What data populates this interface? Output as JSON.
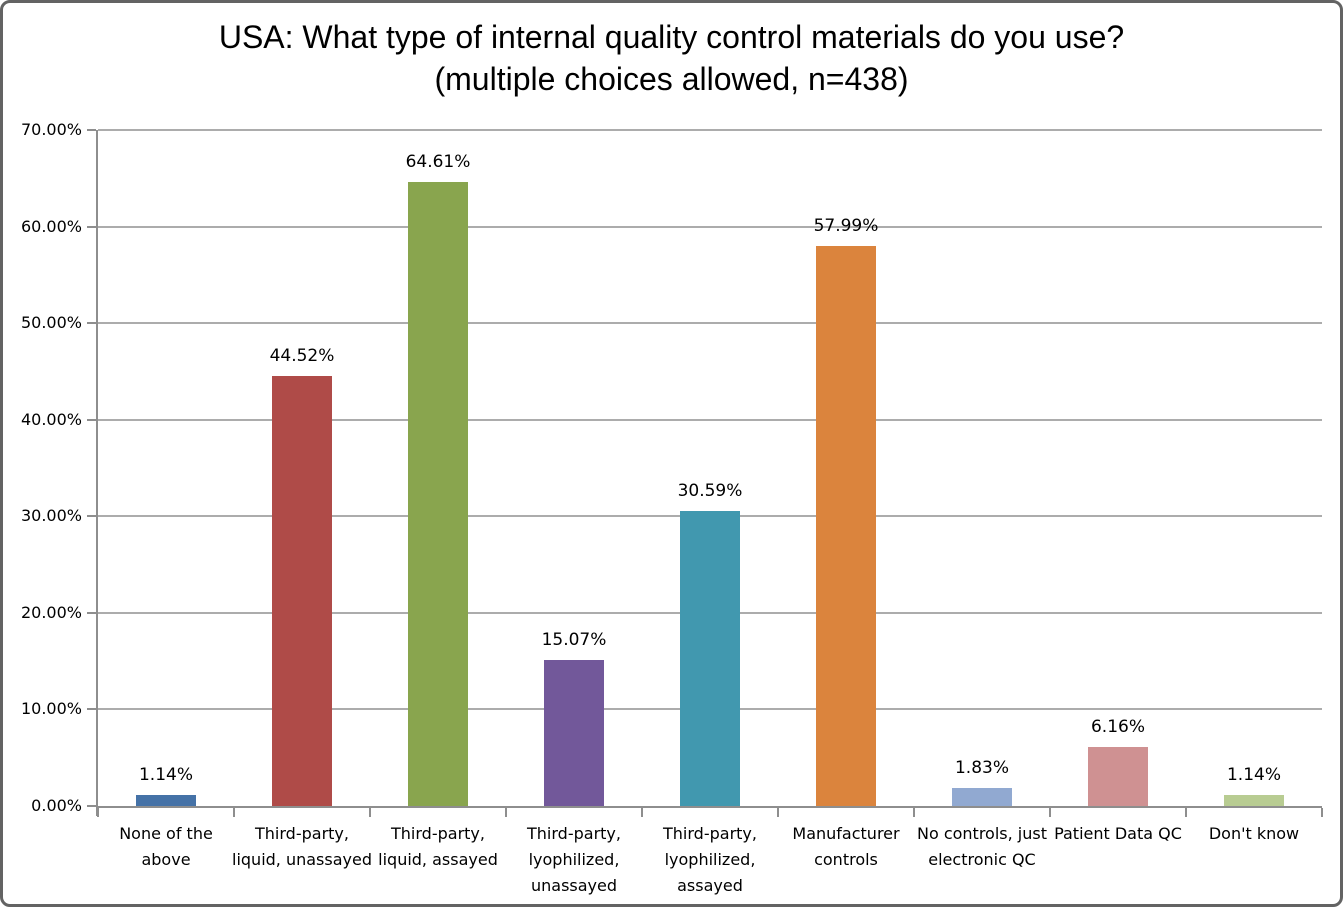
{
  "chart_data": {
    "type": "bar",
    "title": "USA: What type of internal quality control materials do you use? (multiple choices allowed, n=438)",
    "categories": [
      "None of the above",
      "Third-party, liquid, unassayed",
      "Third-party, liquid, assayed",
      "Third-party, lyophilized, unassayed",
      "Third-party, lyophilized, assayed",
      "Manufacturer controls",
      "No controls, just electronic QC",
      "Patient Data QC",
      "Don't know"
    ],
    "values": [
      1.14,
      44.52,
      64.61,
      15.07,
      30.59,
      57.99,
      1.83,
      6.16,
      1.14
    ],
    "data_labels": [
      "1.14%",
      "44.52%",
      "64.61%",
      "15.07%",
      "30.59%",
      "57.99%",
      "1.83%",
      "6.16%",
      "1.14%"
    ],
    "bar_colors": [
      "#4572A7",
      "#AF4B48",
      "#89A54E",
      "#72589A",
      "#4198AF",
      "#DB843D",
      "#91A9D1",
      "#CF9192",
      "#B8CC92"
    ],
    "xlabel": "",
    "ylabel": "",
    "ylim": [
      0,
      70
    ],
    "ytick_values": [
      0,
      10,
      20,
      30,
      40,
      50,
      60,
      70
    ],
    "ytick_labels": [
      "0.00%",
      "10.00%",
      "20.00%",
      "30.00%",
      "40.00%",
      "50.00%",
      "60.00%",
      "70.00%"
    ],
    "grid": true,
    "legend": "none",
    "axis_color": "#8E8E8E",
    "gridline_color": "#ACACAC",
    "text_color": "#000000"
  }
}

◆ Problem description: What is needed is how many lines of the listing include the string "liquid", given as a bare number.

◆ Output of the exercise: 2